• **YOUR OBJECTIVE**
Lines containing the word "explicar" are the ones to copy from the records below.

• **EXTRACTED INFORMATION**
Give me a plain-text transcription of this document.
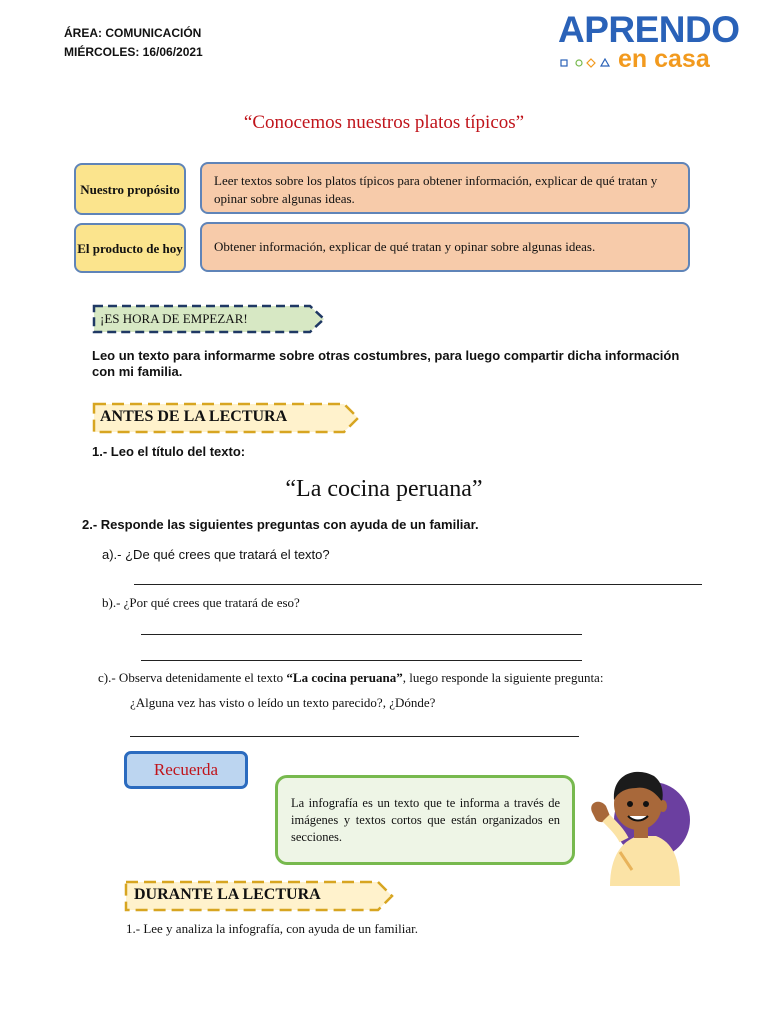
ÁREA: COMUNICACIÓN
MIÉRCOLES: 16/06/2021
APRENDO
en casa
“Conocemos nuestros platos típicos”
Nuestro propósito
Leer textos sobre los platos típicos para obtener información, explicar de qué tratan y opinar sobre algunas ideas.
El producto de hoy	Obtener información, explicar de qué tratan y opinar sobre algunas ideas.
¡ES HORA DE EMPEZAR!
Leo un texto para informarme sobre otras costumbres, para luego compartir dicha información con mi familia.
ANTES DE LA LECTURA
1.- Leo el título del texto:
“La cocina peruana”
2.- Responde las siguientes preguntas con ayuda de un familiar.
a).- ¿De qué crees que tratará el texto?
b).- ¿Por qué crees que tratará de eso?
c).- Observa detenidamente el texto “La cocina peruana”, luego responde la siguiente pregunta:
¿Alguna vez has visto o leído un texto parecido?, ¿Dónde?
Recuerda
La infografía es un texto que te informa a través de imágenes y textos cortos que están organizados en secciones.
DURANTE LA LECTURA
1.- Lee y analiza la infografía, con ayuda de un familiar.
--
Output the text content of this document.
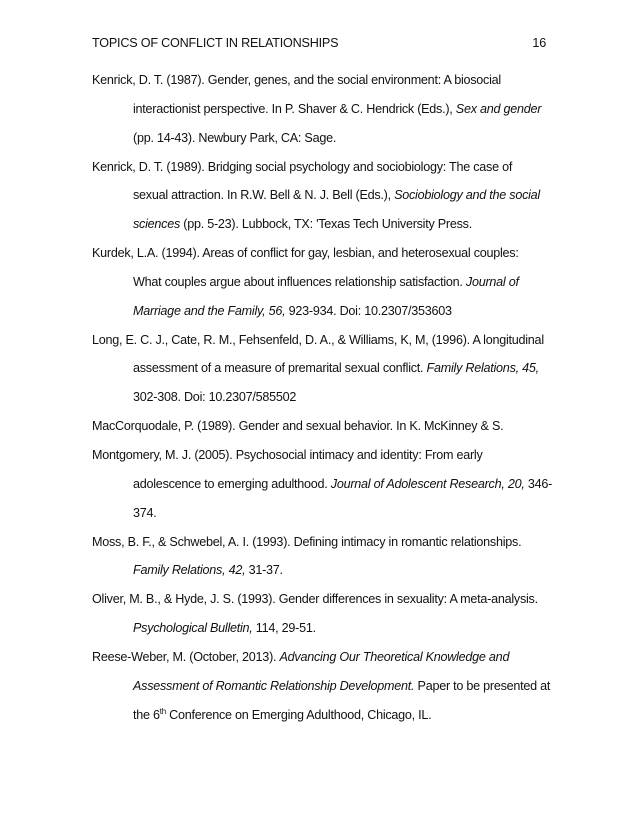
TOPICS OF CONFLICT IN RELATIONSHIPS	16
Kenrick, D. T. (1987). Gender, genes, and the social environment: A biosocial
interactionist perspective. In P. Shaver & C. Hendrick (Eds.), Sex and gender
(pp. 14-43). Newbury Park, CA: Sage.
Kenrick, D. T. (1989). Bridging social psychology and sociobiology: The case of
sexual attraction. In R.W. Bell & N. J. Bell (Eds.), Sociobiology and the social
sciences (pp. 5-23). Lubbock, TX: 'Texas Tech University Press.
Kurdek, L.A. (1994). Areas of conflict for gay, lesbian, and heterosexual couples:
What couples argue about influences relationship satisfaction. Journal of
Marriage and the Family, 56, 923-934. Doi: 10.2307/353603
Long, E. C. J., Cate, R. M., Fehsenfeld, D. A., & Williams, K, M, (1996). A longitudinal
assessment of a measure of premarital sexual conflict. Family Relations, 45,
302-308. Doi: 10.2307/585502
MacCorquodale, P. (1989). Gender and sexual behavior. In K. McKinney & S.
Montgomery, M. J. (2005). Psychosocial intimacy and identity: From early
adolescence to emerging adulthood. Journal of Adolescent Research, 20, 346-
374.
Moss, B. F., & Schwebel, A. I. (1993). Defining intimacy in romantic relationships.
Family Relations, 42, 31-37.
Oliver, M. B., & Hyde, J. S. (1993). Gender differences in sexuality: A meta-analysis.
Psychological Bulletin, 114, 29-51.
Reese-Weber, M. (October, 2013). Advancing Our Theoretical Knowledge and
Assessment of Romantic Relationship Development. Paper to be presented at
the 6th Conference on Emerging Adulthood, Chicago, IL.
--
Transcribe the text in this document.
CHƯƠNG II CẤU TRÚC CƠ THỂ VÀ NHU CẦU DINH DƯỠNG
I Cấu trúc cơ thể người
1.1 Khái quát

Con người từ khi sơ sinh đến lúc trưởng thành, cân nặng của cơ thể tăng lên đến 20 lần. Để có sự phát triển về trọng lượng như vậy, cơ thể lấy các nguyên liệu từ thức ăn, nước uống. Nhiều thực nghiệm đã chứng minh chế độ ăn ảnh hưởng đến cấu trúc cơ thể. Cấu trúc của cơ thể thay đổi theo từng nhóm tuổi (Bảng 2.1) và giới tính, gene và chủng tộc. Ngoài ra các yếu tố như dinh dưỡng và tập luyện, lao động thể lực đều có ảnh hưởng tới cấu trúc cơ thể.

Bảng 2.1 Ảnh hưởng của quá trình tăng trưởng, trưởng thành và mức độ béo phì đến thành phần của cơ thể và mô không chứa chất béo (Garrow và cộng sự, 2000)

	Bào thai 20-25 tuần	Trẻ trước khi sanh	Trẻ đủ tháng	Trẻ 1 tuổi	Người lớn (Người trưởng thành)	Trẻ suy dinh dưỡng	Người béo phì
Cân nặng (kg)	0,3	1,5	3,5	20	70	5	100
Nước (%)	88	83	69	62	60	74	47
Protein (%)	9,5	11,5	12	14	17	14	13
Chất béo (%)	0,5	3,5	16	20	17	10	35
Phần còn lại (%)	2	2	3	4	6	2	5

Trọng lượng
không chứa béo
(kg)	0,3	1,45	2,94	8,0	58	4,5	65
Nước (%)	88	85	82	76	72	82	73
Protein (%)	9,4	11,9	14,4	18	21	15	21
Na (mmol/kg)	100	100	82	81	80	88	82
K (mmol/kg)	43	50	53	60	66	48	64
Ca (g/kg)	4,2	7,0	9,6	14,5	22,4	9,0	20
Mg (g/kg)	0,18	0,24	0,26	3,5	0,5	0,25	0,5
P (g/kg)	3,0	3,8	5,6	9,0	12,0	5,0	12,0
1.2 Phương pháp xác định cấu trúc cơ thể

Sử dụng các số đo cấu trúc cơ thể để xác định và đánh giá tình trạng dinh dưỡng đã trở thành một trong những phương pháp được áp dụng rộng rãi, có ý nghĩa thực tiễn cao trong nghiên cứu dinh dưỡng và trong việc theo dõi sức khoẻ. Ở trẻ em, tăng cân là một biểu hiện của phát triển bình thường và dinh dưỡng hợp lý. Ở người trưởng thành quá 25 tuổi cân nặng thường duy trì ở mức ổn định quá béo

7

• **SOLVED PROBLEM**
Leer textos sobre los platos típicos para obtener información, explicar de qué tratan y opinar sobre algunas ideas.
El producto de hoy	Obtener información, explicar de qué tratan y opinar sobre algunas ideas.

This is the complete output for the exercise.